Objective: Only lines with the word "javanica" are needed; collect each of them from the listing below.
-- BEGIN Provided data --
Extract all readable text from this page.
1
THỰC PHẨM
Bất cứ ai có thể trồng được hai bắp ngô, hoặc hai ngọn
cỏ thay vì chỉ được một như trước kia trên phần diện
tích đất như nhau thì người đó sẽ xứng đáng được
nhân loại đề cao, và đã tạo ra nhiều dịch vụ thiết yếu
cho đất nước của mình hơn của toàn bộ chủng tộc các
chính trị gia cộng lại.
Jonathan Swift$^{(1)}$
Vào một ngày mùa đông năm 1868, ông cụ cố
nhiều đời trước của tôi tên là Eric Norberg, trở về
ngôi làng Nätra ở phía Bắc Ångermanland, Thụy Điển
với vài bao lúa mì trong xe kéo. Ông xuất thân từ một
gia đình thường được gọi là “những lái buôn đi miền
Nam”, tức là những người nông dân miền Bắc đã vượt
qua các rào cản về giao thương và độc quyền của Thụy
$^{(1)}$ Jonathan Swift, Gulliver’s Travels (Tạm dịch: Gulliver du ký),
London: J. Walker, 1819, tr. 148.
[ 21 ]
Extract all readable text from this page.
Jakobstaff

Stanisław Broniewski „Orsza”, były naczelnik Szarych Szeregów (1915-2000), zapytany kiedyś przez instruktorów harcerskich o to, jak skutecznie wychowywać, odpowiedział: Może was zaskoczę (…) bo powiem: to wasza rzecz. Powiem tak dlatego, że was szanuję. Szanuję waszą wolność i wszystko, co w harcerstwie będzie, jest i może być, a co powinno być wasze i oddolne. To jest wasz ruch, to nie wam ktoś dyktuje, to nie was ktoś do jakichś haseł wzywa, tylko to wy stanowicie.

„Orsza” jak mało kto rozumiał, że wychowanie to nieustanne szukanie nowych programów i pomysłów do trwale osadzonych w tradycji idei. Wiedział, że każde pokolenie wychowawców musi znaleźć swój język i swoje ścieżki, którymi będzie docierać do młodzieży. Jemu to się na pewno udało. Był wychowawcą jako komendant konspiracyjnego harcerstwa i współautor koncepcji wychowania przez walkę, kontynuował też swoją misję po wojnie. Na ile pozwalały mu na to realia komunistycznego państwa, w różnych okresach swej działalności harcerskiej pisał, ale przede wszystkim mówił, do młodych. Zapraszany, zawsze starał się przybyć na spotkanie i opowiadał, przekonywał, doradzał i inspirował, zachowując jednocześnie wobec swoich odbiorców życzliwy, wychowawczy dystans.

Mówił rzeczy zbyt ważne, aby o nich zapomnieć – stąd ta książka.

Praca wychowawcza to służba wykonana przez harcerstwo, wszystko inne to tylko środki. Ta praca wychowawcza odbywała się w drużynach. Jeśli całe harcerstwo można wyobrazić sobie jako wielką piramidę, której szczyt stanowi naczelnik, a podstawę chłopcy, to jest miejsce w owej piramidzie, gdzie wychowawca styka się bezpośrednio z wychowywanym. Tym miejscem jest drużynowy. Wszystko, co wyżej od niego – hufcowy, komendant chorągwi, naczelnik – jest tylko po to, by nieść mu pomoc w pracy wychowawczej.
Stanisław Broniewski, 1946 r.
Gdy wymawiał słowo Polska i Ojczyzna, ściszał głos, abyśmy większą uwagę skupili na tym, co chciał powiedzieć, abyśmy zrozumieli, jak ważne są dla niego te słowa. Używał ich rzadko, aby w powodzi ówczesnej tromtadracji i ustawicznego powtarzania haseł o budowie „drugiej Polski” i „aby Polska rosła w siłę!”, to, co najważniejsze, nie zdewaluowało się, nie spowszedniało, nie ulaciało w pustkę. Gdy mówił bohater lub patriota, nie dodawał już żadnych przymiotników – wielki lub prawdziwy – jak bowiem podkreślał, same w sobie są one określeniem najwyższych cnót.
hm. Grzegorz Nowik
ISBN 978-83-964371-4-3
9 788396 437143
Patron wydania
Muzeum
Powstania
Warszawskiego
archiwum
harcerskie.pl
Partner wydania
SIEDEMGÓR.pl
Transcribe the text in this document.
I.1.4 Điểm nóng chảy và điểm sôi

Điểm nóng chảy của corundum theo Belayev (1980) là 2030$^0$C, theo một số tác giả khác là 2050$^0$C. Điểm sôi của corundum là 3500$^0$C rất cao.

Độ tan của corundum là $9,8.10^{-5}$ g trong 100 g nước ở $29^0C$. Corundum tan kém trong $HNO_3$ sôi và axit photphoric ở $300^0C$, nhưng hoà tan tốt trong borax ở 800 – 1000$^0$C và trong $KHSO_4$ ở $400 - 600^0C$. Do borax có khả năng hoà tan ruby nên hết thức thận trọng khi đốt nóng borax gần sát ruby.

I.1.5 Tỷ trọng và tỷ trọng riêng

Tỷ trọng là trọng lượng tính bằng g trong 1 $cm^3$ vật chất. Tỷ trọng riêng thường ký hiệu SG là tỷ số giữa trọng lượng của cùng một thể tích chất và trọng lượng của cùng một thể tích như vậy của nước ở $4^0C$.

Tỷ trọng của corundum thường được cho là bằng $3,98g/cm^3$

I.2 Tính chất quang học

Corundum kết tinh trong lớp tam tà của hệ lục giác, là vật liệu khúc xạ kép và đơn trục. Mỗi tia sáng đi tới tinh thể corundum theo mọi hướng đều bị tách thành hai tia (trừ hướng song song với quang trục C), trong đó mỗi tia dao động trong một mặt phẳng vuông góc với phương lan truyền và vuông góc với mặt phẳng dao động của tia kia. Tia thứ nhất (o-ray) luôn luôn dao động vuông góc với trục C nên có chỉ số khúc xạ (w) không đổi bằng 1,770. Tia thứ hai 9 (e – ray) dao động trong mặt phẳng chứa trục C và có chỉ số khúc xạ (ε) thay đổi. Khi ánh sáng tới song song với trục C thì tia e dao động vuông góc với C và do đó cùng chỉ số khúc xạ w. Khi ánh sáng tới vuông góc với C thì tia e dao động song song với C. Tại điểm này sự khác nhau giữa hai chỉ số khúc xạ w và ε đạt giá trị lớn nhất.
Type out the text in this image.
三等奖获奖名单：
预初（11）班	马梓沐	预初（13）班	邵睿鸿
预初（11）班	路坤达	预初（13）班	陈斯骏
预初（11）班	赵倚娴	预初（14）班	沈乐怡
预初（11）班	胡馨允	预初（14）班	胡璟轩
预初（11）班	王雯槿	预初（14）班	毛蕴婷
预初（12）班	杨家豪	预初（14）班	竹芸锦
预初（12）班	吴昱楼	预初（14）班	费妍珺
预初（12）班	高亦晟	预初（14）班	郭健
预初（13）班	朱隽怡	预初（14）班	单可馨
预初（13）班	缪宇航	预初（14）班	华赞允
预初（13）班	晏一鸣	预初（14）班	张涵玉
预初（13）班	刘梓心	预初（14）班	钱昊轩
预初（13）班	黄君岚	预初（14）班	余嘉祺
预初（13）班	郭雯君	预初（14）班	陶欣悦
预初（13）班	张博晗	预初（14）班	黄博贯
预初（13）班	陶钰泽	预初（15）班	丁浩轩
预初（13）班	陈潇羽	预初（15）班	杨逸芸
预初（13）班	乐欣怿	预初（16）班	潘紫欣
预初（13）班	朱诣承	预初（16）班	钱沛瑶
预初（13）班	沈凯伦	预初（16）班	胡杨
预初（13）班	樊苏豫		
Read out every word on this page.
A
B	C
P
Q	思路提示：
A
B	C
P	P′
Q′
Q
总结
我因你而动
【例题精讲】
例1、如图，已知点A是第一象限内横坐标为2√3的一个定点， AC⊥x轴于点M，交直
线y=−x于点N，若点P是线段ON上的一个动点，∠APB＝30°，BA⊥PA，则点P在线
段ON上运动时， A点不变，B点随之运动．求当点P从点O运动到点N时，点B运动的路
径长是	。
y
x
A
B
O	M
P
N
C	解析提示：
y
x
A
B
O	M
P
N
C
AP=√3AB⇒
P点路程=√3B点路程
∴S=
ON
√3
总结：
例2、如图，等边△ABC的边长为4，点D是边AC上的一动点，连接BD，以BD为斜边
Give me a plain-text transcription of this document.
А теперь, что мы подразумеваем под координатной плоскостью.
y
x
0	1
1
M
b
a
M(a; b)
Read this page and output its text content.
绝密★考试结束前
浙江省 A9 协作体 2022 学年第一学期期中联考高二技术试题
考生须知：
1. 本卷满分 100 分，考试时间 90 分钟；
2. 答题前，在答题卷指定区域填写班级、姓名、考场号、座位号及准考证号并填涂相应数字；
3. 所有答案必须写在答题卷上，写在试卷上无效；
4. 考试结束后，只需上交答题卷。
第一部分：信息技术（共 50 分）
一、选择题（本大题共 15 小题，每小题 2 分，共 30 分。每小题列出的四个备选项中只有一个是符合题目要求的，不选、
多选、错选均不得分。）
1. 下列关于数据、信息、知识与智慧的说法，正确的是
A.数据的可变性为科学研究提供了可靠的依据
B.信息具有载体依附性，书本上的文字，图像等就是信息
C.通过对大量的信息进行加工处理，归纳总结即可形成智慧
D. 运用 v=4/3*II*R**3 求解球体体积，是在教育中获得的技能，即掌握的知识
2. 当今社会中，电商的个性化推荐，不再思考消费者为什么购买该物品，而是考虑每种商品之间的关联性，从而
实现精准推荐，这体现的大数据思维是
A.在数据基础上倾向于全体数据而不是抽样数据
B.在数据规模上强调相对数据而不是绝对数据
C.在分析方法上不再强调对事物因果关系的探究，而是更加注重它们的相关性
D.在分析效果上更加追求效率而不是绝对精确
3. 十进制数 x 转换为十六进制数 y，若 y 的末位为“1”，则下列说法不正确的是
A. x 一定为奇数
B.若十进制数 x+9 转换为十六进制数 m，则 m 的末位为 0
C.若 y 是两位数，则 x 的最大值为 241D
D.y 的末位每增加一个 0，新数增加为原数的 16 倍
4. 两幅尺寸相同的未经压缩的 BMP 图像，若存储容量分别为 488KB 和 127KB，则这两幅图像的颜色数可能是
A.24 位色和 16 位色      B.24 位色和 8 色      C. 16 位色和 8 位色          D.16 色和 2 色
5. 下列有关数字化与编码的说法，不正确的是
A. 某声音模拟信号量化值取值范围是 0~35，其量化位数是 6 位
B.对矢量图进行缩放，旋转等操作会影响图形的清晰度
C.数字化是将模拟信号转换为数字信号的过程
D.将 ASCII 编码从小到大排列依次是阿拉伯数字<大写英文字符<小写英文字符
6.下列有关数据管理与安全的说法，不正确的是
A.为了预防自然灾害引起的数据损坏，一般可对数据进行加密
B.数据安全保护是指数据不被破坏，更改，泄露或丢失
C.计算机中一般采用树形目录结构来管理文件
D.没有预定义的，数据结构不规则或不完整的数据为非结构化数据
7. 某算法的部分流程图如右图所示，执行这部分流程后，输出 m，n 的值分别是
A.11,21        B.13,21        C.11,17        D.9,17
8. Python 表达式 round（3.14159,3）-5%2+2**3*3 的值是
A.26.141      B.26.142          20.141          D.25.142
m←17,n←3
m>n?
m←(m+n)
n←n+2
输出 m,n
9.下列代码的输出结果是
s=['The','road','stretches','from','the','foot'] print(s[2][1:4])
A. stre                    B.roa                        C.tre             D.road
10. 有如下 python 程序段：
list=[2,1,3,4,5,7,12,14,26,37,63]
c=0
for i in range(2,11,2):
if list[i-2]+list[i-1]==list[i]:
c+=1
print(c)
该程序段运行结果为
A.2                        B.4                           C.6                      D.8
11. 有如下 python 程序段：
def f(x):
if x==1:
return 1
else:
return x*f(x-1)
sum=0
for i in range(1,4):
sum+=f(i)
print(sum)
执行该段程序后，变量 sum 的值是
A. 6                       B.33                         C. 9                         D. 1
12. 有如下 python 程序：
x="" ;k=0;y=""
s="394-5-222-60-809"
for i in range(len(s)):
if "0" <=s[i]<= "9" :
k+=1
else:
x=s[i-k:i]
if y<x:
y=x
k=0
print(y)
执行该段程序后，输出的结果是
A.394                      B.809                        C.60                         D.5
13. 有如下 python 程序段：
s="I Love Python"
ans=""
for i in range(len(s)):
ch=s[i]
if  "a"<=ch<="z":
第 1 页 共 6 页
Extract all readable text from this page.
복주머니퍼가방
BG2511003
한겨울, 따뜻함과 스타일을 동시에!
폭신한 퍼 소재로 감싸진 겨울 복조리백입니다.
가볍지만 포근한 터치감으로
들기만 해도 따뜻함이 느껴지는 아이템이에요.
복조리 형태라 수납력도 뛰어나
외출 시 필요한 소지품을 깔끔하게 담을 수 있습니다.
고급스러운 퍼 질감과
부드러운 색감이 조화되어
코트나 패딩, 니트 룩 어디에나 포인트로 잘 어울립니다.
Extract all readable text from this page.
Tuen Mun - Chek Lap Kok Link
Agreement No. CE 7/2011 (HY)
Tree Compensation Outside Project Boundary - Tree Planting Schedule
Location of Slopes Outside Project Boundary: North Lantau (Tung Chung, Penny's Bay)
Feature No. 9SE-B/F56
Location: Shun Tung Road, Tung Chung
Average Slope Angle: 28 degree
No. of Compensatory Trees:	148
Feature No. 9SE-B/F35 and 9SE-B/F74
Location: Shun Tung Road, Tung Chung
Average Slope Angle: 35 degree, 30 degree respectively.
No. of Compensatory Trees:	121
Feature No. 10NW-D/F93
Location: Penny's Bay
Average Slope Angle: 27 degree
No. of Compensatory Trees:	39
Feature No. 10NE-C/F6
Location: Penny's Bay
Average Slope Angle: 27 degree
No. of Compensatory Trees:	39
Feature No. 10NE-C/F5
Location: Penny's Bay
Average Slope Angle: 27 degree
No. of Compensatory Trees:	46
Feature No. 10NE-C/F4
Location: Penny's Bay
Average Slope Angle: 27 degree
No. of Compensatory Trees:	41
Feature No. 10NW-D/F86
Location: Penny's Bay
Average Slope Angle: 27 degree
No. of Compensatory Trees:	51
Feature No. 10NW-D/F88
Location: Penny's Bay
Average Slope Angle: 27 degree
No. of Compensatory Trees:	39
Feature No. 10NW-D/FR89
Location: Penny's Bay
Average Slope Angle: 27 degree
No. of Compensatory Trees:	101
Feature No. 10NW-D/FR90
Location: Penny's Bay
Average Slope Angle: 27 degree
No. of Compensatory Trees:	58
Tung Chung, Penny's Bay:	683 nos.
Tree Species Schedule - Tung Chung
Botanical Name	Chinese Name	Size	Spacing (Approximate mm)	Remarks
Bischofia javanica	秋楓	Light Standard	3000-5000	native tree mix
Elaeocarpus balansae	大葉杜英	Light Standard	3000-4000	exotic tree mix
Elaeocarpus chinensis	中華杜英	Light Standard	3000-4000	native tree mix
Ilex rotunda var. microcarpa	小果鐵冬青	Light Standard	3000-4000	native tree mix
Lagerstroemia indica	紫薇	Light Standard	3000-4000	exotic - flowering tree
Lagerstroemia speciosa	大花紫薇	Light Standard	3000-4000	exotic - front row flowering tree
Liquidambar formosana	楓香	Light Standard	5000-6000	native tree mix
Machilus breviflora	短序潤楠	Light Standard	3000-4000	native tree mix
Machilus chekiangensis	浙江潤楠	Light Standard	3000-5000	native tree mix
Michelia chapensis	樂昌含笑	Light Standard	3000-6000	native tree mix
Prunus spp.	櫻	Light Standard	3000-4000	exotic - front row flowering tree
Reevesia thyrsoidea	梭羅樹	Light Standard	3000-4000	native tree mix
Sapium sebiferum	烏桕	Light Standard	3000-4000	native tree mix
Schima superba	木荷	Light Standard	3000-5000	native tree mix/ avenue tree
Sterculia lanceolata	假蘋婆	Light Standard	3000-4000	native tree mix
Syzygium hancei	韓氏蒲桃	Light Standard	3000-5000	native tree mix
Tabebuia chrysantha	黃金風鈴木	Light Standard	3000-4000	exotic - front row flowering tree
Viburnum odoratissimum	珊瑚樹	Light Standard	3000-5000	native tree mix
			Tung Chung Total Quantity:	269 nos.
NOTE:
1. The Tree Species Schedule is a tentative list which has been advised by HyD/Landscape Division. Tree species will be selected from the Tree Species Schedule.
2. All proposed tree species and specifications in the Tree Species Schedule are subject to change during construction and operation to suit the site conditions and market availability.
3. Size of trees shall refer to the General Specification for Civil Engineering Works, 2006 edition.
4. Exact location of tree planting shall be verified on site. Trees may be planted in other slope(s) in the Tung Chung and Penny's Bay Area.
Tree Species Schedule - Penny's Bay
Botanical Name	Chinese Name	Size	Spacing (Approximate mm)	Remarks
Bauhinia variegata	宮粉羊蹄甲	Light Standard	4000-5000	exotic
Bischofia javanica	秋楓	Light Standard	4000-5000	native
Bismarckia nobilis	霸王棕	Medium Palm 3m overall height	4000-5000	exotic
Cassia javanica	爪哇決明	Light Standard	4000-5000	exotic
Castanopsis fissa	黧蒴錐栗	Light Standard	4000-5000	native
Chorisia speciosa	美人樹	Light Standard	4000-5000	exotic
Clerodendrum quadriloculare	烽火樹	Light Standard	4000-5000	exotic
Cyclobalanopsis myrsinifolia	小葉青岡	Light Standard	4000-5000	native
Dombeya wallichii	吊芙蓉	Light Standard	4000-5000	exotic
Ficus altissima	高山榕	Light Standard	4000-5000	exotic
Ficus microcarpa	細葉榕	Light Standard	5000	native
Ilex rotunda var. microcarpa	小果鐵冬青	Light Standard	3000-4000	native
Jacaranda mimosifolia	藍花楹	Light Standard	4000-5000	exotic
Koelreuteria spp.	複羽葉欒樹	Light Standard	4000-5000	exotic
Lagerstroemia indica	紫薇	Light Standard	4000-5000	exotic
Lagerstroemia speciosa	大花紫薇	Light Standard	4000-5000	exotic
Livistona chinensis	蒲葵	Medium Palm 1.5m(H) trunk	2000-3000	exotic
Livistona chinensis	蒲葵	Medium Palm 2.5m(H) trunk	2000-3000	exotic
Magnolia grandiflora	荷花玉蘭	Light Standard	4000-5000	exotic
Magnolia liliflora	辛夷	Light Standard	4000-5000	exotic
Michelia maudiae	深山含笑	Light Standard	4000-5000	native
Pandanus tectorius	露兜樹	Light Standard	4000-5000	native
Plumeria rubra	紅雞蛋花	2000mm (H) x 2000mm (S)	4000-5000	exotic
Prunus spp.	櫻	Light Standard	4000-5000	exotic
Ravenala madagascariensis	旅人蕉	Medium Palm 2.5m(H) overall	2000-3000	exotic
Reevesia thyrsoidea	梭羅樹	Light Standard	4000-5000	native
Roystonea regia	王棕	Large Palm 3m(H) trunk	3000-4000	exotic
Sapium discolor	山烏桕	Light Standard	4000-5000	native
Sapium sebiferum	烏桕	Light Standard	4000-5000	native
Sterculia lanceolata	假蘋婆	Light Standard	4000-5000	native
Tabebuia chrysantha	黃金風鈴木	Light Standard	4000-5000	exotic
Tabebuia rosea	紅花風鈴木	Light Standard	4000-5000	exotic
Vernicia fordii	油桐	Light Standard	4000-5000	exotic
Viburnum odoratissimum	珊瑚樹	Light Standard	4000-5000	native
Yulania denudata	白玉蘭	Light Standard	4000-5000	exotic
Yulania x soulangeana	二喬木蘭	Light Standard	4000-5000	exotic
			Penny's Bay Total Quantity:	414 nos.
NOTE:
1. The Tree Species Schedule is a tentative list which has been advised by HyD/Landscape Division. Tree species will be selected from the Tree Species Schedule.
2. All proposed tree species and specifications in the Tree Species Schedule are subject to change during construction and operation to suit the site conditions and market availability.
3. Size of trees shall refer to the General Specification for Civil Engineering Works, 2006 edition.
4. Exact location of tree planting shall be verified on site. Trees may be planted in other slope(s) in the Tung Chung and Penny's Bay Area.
-- END Provided data --
Task output:
Bischofia javanica	秋楓	Light Standard	3000-5000	native tree mix
Bischofia javanica	秋楓	Light Standard	4000-5000	native
Cassia javanica	爪哇決明	Light Standard	4000-5000	exotic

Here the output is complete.